**SHORT EXERCISE:**
Send back the records in full, character for character.

**RECORDS FOR PROCESSING:**

--------------------

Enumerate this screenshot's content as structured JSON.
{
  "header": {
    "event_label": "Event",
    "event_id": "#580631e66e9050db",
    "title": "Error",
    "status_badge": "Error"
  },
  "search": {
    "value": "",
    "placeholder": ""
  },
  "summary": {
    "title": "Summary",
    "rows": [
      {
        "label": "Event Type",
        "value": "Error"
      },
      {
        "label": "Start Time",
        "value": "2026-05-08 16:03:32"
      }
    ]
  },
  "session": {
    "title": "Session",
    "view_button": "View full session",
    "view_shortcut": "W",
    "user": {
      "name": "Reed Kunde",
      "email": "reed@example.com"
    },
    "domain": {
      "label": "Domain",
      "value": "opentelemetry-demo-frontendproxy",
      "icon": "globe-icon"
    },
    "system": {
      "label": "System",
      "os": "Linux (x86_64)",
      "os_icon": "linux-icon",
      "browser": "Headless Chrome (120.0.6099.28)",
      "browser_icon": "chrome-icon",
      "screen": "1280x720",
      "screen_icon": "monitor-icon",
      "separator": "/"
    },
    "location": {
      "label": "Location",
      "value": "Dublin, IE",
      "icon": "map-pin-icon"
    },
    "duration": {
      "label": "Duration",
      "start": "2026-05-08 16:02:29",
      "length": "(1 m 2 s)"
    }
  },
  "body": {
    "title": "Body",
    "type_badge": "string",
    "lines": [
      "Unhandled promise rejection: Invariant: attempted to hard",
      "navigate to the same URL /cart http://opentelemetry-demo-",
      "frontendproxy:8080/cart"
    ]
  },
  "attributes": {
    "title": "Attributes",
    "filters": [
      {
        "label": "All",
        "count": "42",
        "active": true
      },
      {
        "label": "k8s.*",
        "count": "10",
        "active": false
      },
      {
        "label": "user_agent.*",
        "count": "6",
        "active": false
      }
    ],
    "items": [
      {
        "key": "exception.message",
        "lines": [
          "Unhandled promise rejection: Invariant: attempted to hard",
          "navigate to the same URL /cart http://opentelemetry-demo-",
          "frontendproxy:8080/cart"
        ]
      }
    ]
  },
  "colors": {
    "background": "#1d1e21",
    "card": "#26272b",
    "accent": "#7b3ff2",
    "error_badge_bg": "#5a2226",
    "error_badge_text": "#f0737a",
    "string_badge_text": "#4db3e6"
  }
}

--------------------

**REPLY:**
Enumerate this screenshot's content as structured JSON.
{
  "header": {
    "event_label": "Event",
    "event_id": "#580631e66e9050db",
    "title": "Error",
    "status_badge": "Error"
  },
  "search": {
    "value": "",
    "placeholder": ""
  },
  "summary": {
    "title": "Summary",
    "rows": [
      {
        "label": "Event Type",
        "value": "Error"
      },
      {
        "label": "Start Time",
        "value": "2026-05-08 16:03:32"
      }
    ]
  },
  "session": {
    "title": "Session",
    "view_button": "View full session",
    "view_shortcut": "W",
    "user": {
      "name": "Reed Kunde",
      "email": "reed@example.com"
    },
    "domain": {
      "label": "Domain",
      "value": "opentelemetry-demo-frontendproxy",
      "icon": "globe-icon"
    },
    "system": {
      "label": "System",
      "os": "Linux (x86_64)",
      "os_icon": "linux-icon",
      "browser": "Headless Chrome (120.0.6099.28)",
      "browser_icon": "chrome-icon",
      "screen": "1280x720",
      "screen_icon": "monitor-icon",
      "separator": "/"
    },
    "location": {
      "label": "Location",
      "value": "Dublin, IE",
      "icon": "map-pin-icon"
    },
    "duration": {
      "label": "Duration",
      "start": "2026-05-08 16:02:29",
      "length": "(1 m 2 s)"
    }
  },
  "body": {
    "title": "Body",
    "type_badge": "string",
    "lines": [
      "Unhandled promise rejection: Invariant: attempted to hard",
      "navigate to the same URL /cart http://opentelemetry-demo-",
      "frontendproxy:8080/cart"
    ]
  },
  "attributes": {
    "title": "Attributes",
    "filters": [
      {
        "label": "All",
        "count": "42",
        "active": true
      },
      {
        "label": "k8s.*",
        "count": "10",
        "active": false
      },
      {
        "label": "user_agent.*",
        "count": "6",
        "active": false
      }
    ],
    "items": [
      {
        "key": "exception.message",
        "lines": [
          "Unhandled promise rejection: Invariant: attempted to hard",
          "navigate to the same URL /cart http://opentelemetry-demo-",
          "frontendproxy:8080/cart"
        ]
      }
    ]
  },
  "colors": {
    "background": "#1d1e21",
    "card": "#26272b",
    "accent": "#7b3ff2",
    "error_badge_bg": "#5a2226",
    "error_badge_text": "#f0737a",
    "string_badge_text": "#4db3e6"
  }
}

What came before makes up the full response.